**Set task:**
Among the entries, which lines carry the string "varie"? Copy each of them.

__________

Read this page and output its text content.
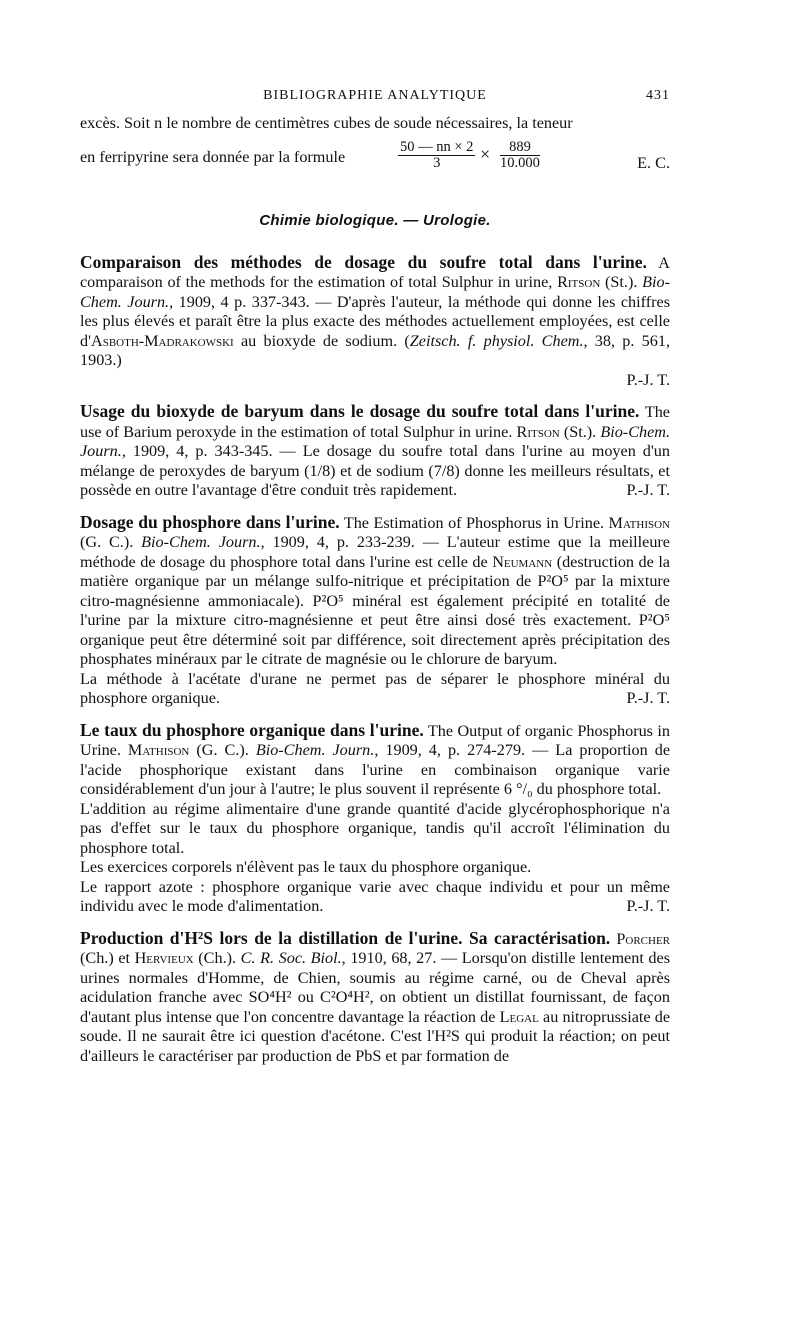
BIBLIOGRAPHIE ANALYTIQUE	431

excès. Soit n le nombre de centimètres cubes de soude nécessaires, la teneur

en ferripyrine sera donnée par la formule	$\frac{50 — nn \times 2}{3} \times \frac{889}{10.000}$	E. C.
Chimie biologique. — Urologie.

Comparaison des méthodes de dosage du soufre total dans l'urine. A comparaison of the methods for the estimation of total Sulphur in urine, Ritson (St.). Bio-Chem. Journ., 1909, 4 p. 337-343. — D'après l'auteur, la méthode qui donne les chiffres les plus élevés et paraît être la plus exacte des méthodes actuellement employées, est celle d'Asboth-Madrakowski au bioxyde de sodium. (Zeitsch. f. physiol. Chem., 38, p. 561, 1903.)

P.-J. T.

Usage du bioxyde de baryum dans le dosage du soufre total dans l'urine. The use of Barium peroxyde in the estimation of total Sulphur in urine. Ritson (St.). Bio-Chem. Journ., 1909, 4, p. 343-345. — Le dosage du soufre total dans l'urine au moyen d'un mélange de peroxydes de baryum (1/8) et de sodium (7/8) donne les meilleurs résultats, et possède en outre l'avantage d'être conduit très rapidement.	P.-J. T.

Dosage du phosphore dans l'urine. The Estimation of Phosphorus in Urine. Mathison (G. C.). Bio-Chem. Journ., 1909, 4, p. 233-239. — L'auteur estime que la meilleure méthode de dosage du phosphore total dans l'urine est celle de Neumann (destruction de la matière organique par un mélange sulfo-nitrique et précipitation de P²O⁵ par la mixture citro-magnésienne ammoniacale). P²O⁵ minéral est également précipité en totalité de l'urine par la mixture citro-magnésienne et peut être ainsi dosé très exactement. P²O⁵ organique peut être déterminé soit par différence, soit directement après précipitation des phosphates minéraux par le citrate de magnésie ou le chlorure de baryum.

La méthode à l'acétate d'urane ne permet pas de séparer le phosphore minéral du phosphore organique.	P.-J. T.

Le taux du phosphore organique dans l'urine. The Output of organic Phosphorus in Urine. Mathison (G. C.). Bio-Chem. Journ., 1909, 4, p. 274-279. — La proportion de l'acide phosphorique existant dans l'urine en combinaison organique varie considérablement d'un jour à l'autre; le plus souvent il représente 6 °/₀ du phosphore total.

L'addition au régime alimentaire d'une grande quantité d'acide glycérophosphorique n'a pas d'effet sur le taux du phosphore organique, tandis qu'il accroît l'élimination du phosphore total.

Les exercices corporels n'élèvent pas le taux du phosphore organique.

Le rapport azote : phosphore organique varie avec chaque individu et pour un même individu avec le mode d'alimentation.	P.-J. T.

Production d'H²S lors de la distillation de l'urine. Sa caractérisation. Porcher (Ch.) et Hervieux (Ch.). C. R. Soc. Biol., 1910, 68, 27. — Lorsqu'on distille lentement des urines normales d'Homme, de Chien, soumis au régime carné, ou de Cheval après acidulation franche avec SO⁴H² ou C²O⁴H², on obtient un distillat fournissant, de façon d'autant plus intense que l'on concentre davantage la réaction de Legal au nitroprussiate de soude. Il ne saurait être ici question d'acétone. C'est l'H²S qui produit la réaction; on peut d'ailleurs le caractériser par production de PbS et par formation de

__________

**Response below:**
Le taux du phosphore organique dans l'urine. The Output of organic Phosphorus in Urine. Mathison (G. C.). Bio-Chem. Journ., 1909, 4, p. 274-279. — La proportion de l'acide phosphorique existant dans l'urine en combinaison organique varie considérablement d'un jour à l'autre; le plus souvent il représente 6 °/₀ du phosphore total.
Le rapport azote : phosphore organique varie avec chaque individu et pour un même individu avec le mode d'alimentation.	P.-J. T.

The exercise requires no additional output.